**Task directions:** Repeat the data below exactly, dropping any pictures it holds.

[Data records]
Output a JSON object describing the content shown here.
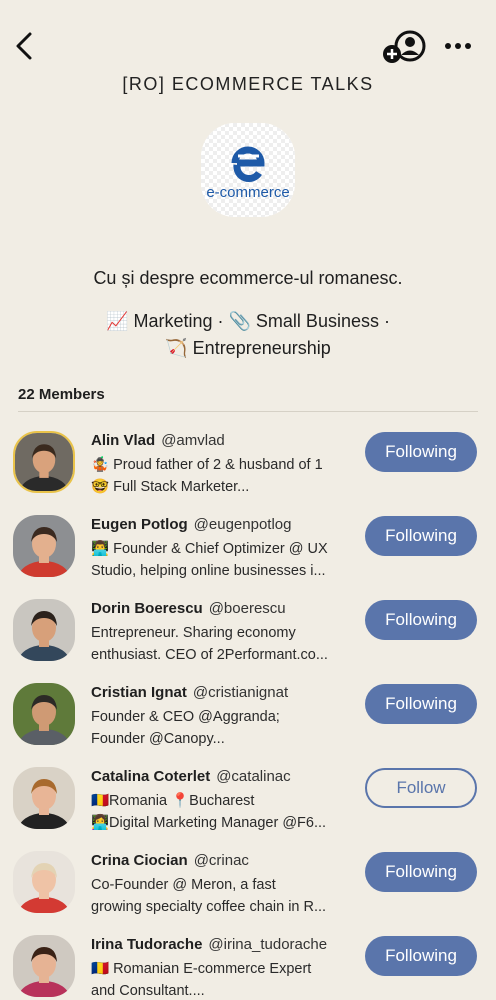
{
  "header": {
    "title": "[RO] ECOMMERCE TALKS",
    "back_icon": "chevron-left-icon",
    "add_icon": "add-member-icon",
    "more_icon": "more-horizontal-icon"
  },
  "club": {
    "logo_text": "e-commerce",
    "logo_color": "#1e5aa8",
    "description": "Cu și despre ecommerce-ul romanesc.",
    "topics": [
      {
        "emoji": "📈",
        "label": "Marketing"
      },
      {
        "emoji": "📎",
        "label": "Small Business"
      },
      {
        "emoji": "🏹",
        "label": "Entrepreneurship"
      }
    ],
    "separator": " · "
  },
  "members": {
    "count_label": "22 Members",
    "items": [
      {
        "name": "Alin Vlad",
        "handle": "@amvlad",
        "bio1": "🤹 Proud father of 2 & husband of 1",
        "bio2": "🤓 Full Stack Marketer...",
        "button": "Following",
        "state": "following",
        "skin": "#d9a27c",
        "hair": "#3a2a1e",
        "bg": "#6f6a62",
        "shirt": "#2a2a2a"
      },
      {
        "name": "Eugen Potlog",
        "handle": "@eugenpotlog",
        "bio1": "👨‍💻 Founder & Chief Optimizer @ UX",
        "bio2": "Studio, helping online businesses i...",
        "button": "Following",
        "state": "following",
        "skin": "#e3b08e",
        "hair": "#3b2a20",
        "bg": "#8d8f92",
        "shirt": "#cf3b2f"
      },
      {
        "name": "Dorin Boerescu",
        "handle": "@boerescu",
        "bio1": "Entrepreneur. Sharing economy",
        "bio2": "enthusiast. CEO of 2Performant.co...",
        "button": "Following",
        "state": "following",
        "skin": "#d7a07a",
        "hair": "#2b221c",
        "bg": "#c9c6c0",
        "shirt": "#33475b"
      },
      {
        "name": "Cristian Ignat",
        "handle": "@cristianignat",
        "bio1": "Founder & CEO @Aggranda;",
        "bio2": "Founder @Canopy...",
        "button": "Following",
        "state": "following",
        "skin": "#cf9a74",
        "hair": "#2c2a26",
        "bg": "#5f7a3a",
        "shirt": "#5a5f66"
      },
      {
        "name": "Catalina Coterlet",
        "handle": "@catalinac",
        "bio1": "🇷🇴Romania 📍Bucharest",
        "bio2": "👩‍💻Digital Marketing Manager @F6...",
        "button": "Follow",
        "state": "follow",
        "skin": "#e8b596",
        "hair": "#a86a2e",
        "bg": "#d9d2c6",
        "shirt": "#222222"
      },
      {
        "name": "Crina Ciocian",
        "handle": "@crinac",
        "bio1": "Co-Founder @ Meron, a fast",
        "bio2": "growing specialty coffee chain in R...",
        "button": "Following",
        "state": "following",
        "skin": "#efc3a6",
        "hair": "#e3d3b4",
        "bg": "#e8e3dc",
        "shirt": "#d33a33"
      },
      {
        "name": "Irina Tudorache",
        "handle": "@irina_tudorache",
        "bio1": "🇷🇴 Romanian E-commerce Expert",
        "bio2": "and Consultant....",
        "button": "Following",
        "state": "following",
        "skin": "#e6b394",
        "hair": "#3a2216",
        "bg": "#cfc9c1",
        "shirt": "#b8325b"
      }
    ]
  },
  "colors": {
    "background": "#f1ede4",
    "accent": "#5a75ab"
  }
}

**The response:**
Output a JSON object describing the content shown here.
{
  "header": {
    "title": "[RO] ECOMMERCE TALKS",
    "back_icon": "chevron-left-icon",
    "add_icon": "add-member-icon",
    "more_icon": "more-horizontal-icon"
  },
  "club": {
    "logo_text": "e-commerce",
    "logo_color": "#1e5aa8",
    "description": "Cu și despre ecommerce-ul romanesc.",
    "topics": [
      {
        "emoji": "📈",
        "label": "Marketing"
      },
      {
        "emoji": "📎",
        "label": "Small Business"
      },
      {
        "emoji": "🏹",
        "label": "Entrepreneurship"
      }
    ],
    "separator": " · "
  },
  "members": {
    "count_label": "22 Members",
    "items": [
      {
        "name": "Alin Vlad",
        "handle": "@amvlad",
        "bio1": "🤹 Proud father of 2 & husband of 1",
        "bio2": "🤓 Full Stack Marketer...",
        "button": "Following",
        "state": "following",
        "skin": "#d9a27c",
        "hair": "#3a2a1e",
        "bg": "#6f6a62",
        "shirt": "#2a2a2a"
      },
      {
        "name": "Eugen Potlog",
        "handle": "@eugenpotlog",
        "bio1": "👨‍💻 Founder & Chief Optimizer @ UX",
        "bio2": "Studio, helping online businesses i...",
        "button": "Following",
        "state": "following",
        "skin": "#e3b08e",
        "hair": "#3b2a20",
        "bg": "#8d8f92",
        "shirt": "#cf3b2f"
      },
      {
        "name": "Dorin Boerescu",
        "handle": "@boerescu",
        "bio1": "Entrepreneur. Sharing economy",
        "bio2": "enthusiast. CEO of 2Performant.co...",
        "button": "Following",
        "state": "following",
        "skin": "#d7a07a",
        "hair": "#2b221c",
        "bg": "#c9c6c0",
        "shirt": "#33475b"
      },
      {
        "name": "Cristian Ignat",
        "handle": "@cristianignat",
        "bio1": "Founder & CEO @Aggranda;",
        "bio2": "Founder @Canopy...",
        "button": "Following",
        "state": "following",
        "skin": "#cf9a74",
        "hair": "#2c2a26",
        "bg": "#5f7a3a",
        "shirt": "#5a5f66"
      },
      {
        "name": "Catalina Coterlet",
        "handle": "@catalinac",
        "bio1": "🇷🇴Romania 📍Bucharest",
        "bio2": "👩‍💻Digital Marketing Manager @F6...",
        "button": "Follow",
        "state": "follow",
        "skin": "#e8b596",
        "hair": "#a86a2e",
        "bg": "#d9d2c6",
        "shirt": "#222222"
      },
      {
        "name": "Crina Ciocian",
        "handle": "@crinac",
        "bio1": "Co-Founder @ Meron, a fast",
        "bio2": "growing specialty coffee chain in R...",
        "button": "Following",
        "state": "following",
        "skin": "#efc3a6",
        "hair": "#e3d3b4",
        "bg": "#e8e3dc",
        "shirt": "#d33a33"
      },
      {
        "name": "Irina Tudorache",
        "handle": "@irina_tudorache",
        "bio1": "🇷🇴 Romanian E-commerce Expert",
        "bio2": "and Consultant....",
        "button": "Following",
        "state": "following",
        "skin": "#e6b394",
        "hair": "#3a2216",
        "bg": "#cfc9c1",
        "shirt": "#b8325b"
      }
    ]
  },
  "colors": {
    "background": "#f1ede4",
    "accent": "#5a75ab"
  }
}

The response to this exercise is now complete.